### Task requirements
Extract all lines that hold "document" from the records below.

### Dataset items
"""

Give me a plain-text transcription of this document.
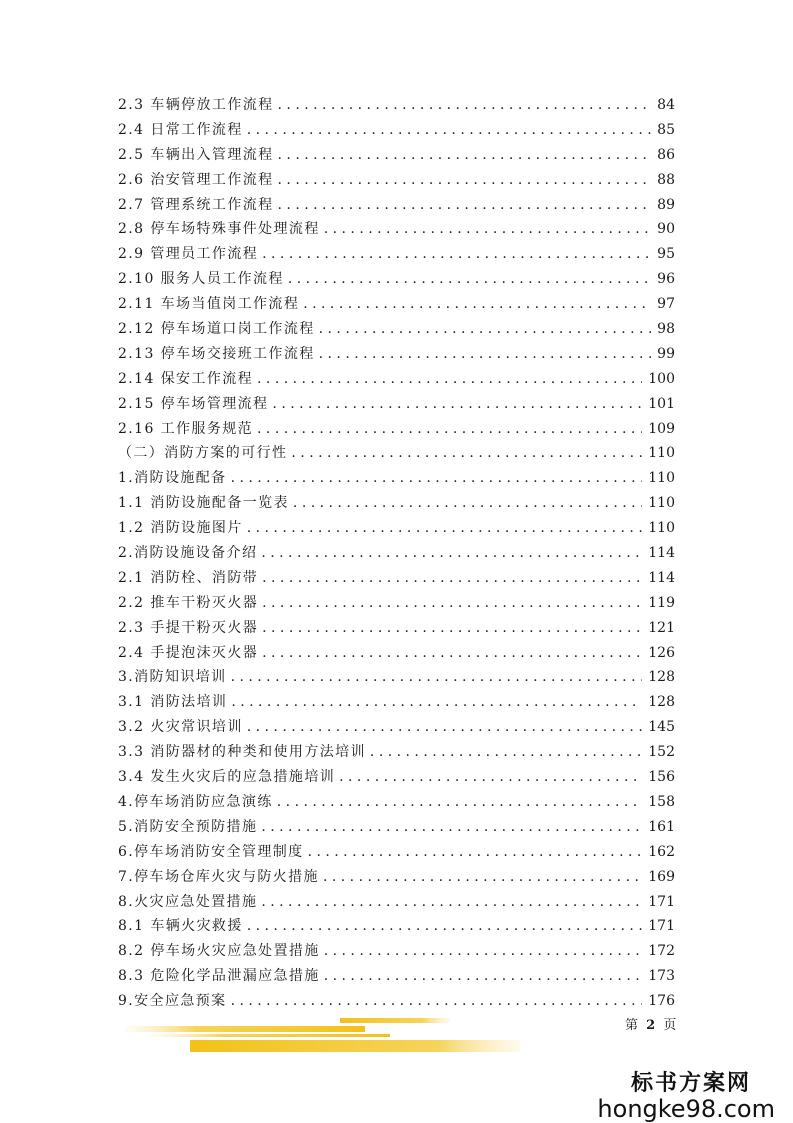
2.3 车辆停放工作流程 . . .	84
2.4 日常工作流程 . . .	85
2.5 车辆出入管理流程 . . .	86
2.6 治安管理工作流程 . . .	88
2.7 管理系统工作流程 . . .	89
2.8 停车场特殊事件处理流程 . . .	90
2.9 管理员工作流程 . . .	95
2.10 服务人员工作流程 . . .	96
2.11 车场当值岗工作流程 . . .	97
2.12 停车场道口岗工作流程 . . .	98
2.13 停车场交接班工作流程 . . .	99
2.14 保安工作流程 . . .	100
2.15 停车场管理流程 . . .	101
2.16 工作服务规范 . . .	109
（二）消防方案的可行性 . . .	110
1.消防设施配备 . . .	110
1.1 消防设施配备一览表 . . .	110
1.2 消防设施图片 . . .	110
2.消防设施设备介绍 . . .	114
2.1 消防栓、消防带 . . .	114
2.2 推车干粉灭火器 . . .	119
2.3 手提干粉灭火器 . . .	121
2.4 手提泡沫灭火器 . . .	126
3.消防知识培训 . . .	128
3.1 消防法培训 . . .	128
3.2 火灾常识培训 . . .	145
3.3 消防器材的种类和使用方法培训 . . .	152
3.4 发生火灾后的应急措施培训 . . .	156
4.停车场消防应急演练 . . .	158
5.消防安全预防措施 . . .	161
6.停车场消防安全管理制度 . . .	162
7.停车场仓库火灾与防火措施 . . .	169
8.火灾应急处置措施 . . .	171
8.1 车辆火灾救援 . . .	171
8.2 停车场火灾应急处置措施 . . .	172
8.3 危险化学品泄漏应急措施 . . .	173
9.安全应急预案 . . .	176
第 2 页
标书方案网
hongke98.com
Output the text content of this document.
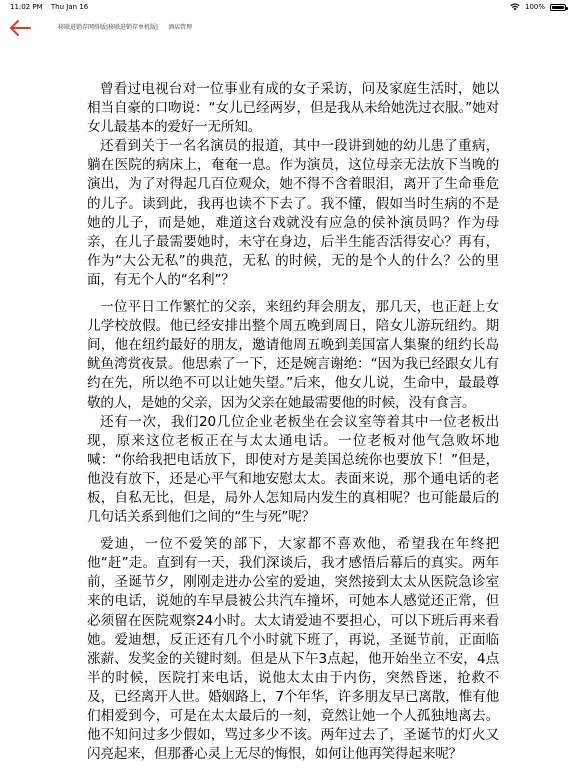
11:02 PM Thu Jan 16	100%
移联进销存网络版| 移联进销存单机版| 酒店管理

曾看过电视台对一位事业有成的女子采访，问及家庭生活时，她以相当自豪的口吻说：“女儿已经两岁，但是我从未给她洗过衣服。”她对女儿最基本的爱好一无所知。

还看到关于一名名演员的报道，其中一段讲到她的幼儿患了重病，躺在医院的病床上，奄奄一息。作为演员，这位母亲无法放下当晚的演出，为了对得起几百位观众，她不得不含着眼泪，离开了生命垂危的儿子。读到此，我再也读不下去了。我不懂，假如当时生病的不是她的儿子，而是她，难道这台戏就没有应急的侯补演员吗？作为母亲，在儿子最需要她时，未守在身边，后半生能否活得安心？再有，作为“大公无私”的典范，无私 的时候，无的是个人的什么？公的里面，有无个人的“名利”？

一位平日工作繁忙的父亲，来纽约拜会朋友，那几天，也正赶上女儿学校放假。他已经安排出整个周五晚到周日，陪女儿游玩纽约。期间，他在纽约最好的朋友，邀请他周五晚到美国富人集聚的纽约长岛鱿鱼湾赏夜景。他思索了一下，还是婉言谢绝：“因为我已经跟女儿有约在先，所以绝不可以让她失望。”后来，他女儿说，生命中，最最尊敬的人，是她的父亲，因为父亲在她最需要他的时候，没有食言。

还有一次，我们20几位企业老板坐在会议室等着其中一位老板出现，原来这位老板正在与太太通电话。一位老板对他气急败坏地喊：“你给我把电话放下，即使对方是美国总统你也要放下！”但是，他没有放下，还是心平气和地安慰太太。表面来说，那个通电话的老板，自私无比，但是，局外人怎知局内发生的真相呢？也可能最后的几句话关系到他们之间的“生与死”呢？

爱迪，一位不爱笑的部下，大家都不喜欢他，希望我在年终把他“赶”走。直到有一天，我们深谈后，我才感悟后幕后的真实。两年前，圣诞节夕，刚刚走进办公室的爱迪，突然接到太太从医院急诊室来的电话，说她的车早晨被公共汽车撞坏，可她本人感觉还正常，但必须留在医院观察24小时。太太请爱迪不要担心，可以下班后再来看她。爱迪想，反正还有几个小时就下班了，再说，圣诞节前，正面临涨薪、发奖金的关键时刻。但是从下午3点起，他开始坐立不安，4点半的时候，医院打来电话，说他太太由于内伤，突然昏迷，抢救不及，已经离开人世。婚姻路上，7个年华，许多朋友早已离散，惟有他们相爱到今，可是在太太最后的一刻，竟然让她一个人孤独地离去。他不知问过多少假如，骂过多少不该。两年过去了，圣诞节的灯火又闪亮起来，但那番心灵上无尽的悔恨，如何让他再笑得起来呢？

"""

### Exercise output
Give me a plain-text transcription of this document.
Output the text content of this document.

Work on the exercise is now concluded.